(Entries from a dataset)
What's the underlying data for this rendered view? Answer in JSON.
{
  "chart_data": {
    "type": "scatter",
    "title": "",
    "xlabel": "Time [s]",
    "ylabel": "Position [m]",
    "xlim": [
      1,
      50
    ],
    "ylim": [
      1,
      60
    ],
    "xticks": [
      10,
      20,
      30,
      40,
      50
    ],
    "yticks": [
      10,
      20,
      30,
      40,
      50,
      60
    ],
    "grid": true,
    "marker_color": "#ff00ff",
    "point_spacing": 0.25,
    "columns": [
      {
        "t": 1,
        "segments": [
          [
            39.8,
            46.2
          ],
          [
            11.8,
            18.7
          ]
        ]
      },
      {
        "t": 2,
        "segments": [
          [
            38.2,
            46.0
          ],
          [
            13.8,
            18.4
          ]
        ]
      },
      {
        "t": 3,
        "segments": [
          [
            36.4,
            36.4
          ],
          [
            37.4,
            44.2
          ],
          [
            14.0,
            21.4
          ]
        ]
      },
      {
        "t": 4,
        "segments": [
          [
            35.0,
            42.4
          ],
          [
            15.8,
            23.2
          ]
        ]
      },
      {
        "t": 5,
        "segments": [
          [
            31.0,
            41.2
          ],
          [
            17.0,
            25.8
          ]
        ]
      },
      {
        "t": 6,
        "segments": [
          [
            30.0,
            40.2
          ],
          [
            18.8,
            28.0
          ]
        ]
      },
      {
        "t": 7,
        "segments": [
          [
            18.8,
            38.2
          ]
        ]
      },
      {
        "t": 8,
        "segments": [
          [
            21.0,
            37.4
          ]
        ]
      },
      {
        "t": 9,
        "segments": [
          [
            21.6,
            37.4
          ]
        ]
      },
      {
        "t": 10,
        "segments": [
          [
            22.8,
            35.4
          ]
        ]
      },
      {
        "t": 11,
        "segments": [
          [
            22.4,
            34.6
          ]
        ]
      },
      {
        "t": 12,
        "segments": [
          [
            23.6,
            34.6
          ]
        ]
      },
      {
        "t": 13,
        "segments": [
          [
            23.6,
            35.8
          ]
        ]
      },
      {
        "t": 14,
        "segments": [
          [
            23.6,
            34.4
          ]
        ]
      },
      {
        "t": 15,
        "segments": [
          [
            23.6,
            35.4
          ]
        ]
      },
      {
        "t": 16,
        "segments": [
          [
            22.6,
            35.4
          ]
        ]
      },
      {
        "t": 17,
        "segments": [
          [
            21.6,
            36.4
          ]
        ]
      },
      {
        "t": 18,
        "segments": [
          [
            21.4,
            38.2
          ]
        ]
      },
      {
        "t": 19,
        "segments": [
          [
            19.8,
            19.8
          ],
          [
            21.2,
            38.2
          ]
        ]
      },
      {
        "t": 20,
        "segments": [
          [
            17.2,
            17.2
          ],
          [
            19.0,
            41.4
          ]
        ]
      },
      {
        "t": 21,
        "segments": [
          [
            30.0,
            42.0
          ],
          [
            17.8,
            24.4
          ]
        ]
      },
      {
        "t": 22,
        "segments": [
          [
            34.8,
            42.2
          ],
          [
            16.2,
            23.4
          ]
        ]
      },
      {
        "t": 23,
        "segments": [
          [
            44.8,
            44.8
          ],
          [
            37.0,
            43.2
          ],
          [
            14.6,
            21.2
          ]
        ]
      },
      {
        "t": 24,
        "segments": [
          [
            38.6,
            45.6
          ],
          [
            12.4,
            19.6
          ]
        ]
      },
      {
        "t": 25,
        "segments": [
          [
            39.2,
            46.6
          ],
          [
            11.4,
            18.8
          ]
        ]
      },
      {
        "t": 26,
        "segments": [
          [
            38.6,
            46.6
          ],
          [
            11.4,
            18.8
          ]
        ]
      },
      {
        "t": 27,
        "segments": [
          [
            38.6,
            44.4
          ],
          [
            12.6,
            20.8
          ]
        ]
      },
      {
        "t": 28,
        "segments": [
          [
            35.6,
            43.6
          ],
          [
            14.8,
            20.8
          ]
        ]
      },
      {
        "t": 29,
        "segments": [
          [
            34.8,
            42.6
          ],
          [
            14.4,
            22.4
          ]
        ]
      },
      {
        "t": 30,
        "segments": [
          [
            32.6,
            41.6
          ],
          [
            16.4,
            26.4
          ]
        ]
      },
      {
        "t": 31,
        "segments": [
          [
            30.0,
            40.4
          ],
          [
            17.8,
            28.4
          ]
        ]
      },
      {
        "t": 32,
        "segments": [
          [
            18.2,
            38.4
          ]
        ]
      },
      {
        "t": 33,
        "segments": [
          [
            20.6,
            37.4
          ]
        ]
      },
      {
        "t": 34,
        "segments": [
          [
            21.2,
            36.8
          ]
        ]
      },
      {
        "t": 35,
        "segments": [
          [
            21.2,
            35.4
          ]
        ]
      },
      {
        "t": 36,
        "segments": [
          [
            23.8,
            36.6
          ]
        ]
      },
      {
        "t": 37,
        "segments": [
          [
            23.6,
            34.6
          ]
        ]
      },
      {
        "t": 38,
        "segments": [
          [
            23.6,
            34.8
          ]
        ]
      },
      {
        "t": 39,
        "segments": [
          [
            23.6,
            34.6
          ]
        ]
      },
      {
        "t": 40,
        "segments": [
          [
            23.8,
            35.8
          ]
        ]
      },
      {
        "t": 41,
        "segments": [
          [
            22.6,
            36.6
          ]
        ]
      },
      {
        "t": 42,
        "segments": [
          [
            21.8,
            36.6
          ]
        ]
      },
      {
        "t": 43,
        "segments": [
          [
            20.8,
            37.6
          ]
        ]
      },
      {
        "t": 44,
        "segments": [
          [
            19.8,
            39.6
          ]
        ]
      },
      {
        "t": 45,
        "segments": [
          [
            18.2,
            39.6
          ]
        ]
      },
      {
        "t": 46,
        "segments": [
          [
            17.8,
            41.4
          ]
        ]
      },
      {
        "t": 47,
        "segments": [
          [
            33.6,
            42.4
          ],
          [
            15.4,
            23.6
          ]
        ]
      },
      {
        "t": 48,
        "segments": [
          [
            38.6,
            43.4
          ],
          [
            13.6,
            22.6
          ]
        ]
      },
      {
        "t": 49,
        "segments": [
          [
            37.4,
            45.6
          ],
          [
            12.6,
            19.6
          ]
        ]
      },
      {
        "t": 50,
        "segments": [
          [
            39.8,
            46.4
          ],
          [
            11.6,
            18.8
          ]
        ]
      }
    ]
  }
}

Task instructions ::
Each line above must be reproduced exactly as it stands.

Reply to the exercise ::
What's the underlying data for this rendered view? Answer in JSON.
{
  "chart_data": {
    "type": "scatter",
    "title": "",
    "xlabel": "Time [s]",
    "ylabel": "Position [m]",
    "xlim": [
      1,
      50
    ],
    "ylim": [
      1,
      60
    ],
    "xticks": [
      10,
      20,
      30,
      40,
      50
    ],
    "yticks": [
      10,
      20,
      30,
      40,
      50,
      60
    ],
    "grid": true,
    "marker_color": "#ff00ff",
    "point_spacing": 0.25,
    "columns": [
      {
        "t": 1,
        "segments": [
          [
            39.8,
            46.2
          ],
          [
            11.8,
            18.7
          ]
        ]
      },
      {
        "t": 2,
        "segments": [
          [
            38.2,
            46.0
          ],
          [
            13.8,
            18.4
          ]
        ]
      },
      {
        "t": 3,
        "segments": [
          [
            36.4,
            36.4
          ],
          [
            37.4,
            44.2
          ],
          [
            14.0,
            21.4
          ]
        ]
      },
      {
        "t": 4,
        "segments": [
          [
            35.0,
            42.4
          ],
          [
            15.8,
            23.2
          ]
        ]
      },
      {
        "t": 5,
        "segments": [
          [
            31.0,
            41.2
          ],
          [
            17.0,
            25.8
          ]
        ]
      },
      {
        "t": 6,
        "segments": [
          [
            30.0,
            40.2
          ],
          [
            18.8,
            28.0
          ]
        ]
      },
      {
        "t": 7,
        "segments": [
          [
            18.8,
            38.2
          ]
        ]
      },
      {
        "t": 8,
        "segments": [
          [
            21.0,
            37.4
          ]
        ]
      },
      {
        "t": 9,
        "segments": [
          [
            21.6,
            37.4
          ]
        ]
      },
      {
        "t": 10,
        "segments": [
          [
            22.8,
            35.4
          ]
        ]
      },
      {
        "t": 11,
        "segments": [
          [
            22.4,
            34.6
          ]
        ]
      },
      {
        "t": 12,
        "segments": [
          [
            23.6,
            34.6
          ]
        ]
      },
      {
        "t": 13,
        "segments": [
          [
            23.6,
            35.8
          ]
        ]
      },
      {
        "t": 14,
        "segments": [
          [
            23.6,
            34.4
          ]
        ]
      },
      {
        "t": 15,
        "segments": [
          [
            23.6,
            35.4
          ]
        ]
      },
      {
        "t": 16,
        "segments": [
          [
            22.6,
            35.4
          ]
        ]
      },
      {
        "t": 17,
        "segments": [
          [
            21.6,
            36.4
          ]
        ]
      },
      {
        "t": 18,
        "segments": [
          [
            21.4,
            38.2
          ]
        ]
      },
      {
        "t": 19,
        "segments": [
          [
            19.8,
            19.8
          ],
          [
            21.2,
            38.2
          ]
        ]
      },
      {
        "t": 20,
        "segments": [
          [
            17.2,
            17.2
          ],
          [
            19.0,
            41.4
          ]
        ]
      },
      {
        "t": 21,
        "segments": [
          [
            30.0,
            42.0
          ],
          [
            17.8,
            24.4
          ]
        ]
      },
      {
        "t": 22,
        "segments": [
          [
            34.8,
            42.2
          ],
          [
            16.2,
            23.4
          ]
        ]
      },
      {
        "t": 23,
        "segments": [
          [
            44.8,
            44.8
          ],
          [
            37.0,
            43.2
          ],
          [
            14.6,
            21.2
          ]
        ]
      },
      {
        "t": 24,
        "segments": [
          [
            38.6,
            45.6
          ],
          [
            12.4,
            19.6
          ]
        ]
      },
      {
        "t": 25,
        "segments": [
          [
            39.2,
            46.6
          ],
          [
            11.4,
            18.8
          ]
        ]
      },
      {
        "t": 26,
        "segments": [
          [
            38.6,
            46.6
          ],
          [
            11.4,
            18.8
          ]
        ]
      },
      {
        "t": 27,
        "segments": [
          [
            38.6,
            44.4
          ],
          [
            12.6,
            20.8
          ]
        ]
      },
      {
        "t": 28,
        "segments": [
          [
            35.6,
            43.6
          ],
          [
            14.8,
            20.8
          ]
        ]
      },
      {
        "t": 29,
        "segments": [
          [
            34.8,
            42.6
          ],
          [
            14.4,
            22.4
          ]
        ]
      },
      {
        "t": 30,
        "segments": [
          [
            32.6,
            41.6
          ],
          [
            16.4,
            26.4
          ]
        ]
      },
      {
        "t": 31,
        "segments": [
          [
            30.0,
            40.4
          ],
          [
            17.8,
            28.4
          ]
        ]
      },
      {
        "t": 32,
        "segments": [
          [
            18.2,
            38.4
          ]
        ]
      },
      {
        "t": 33,
        "segments": [
          [
            20.6,
            37.4
          ]
        ]
      },
      {
        "t": 34,
        "segments": [
          [
            21.2,
            36.8
          ]
        ]
      },
      {
        "t": 35,
        "segments": [
          [
            21.2,
            35.4
          ]
        ]
      },
      {
        "t": 36,
        "segments": [
          [
            23.8,
            36.6
          ]
        ]
      },
      {
        "t": 37,
        "segments": [
          [
            23.6,
            34.6
          ]
        ]
      },
      {
        "t": 38,
        "segments": [
          [
            23.6,
            34.8
          ]
        ]
      },
      {
        "t": 39,
        "segments": [
          [
            23.6,
            34.6
          ]
        ]
      },
      {
        "t": 40,
        "segments": [
          [
            23.8,
            35.8
          ]
        ]
      },
      {
        "t": 41,
        "segments": [
          [
            22.6,
            36.6
          ]
        ]
      },
      {
        "t": 42,
        "segments": [
          [
            21.8,
            36.6
          ]
        ]
      },
      {
        "t": 43,
        "segments": [
          [
            20.8,
            37.6
          ]
        ]
      },
      {
        "t": 44,
        "segments": [
          [
            19.8,
            39.6
          ]
        ]
      },
      {
        "t": 45,
        "segments": [
          [
            18.2,
            39.6
          ]
        ]
      },
      {
        "t": 46,
        "segments": [
          [
            17.8,
            41.4
          ]
        ]
      },
      {
        "t": 47,
        "segments": [
          [
            33.6,
            42.4
          ],
          [
            15.4,
            23.6
          ]
        ]
      },
      {
        "t": 48,
        "segments": [
          [
            38.6,
            43.4
          ],
          [
            13.6,
            22.6
          ]
        ]
      },
      {
        "t": 49,
        "segments": [
          [
            37.4,
            45.6
          ],
          [
            12.6,
            19.6
          ]
        ]
      },
      {
        "t": 50,
        "segments": [
          [
            39.8,
            46.4
          ],
          [
            11.6,
            18.8
          ]
        ]
      }
    ]
  }
}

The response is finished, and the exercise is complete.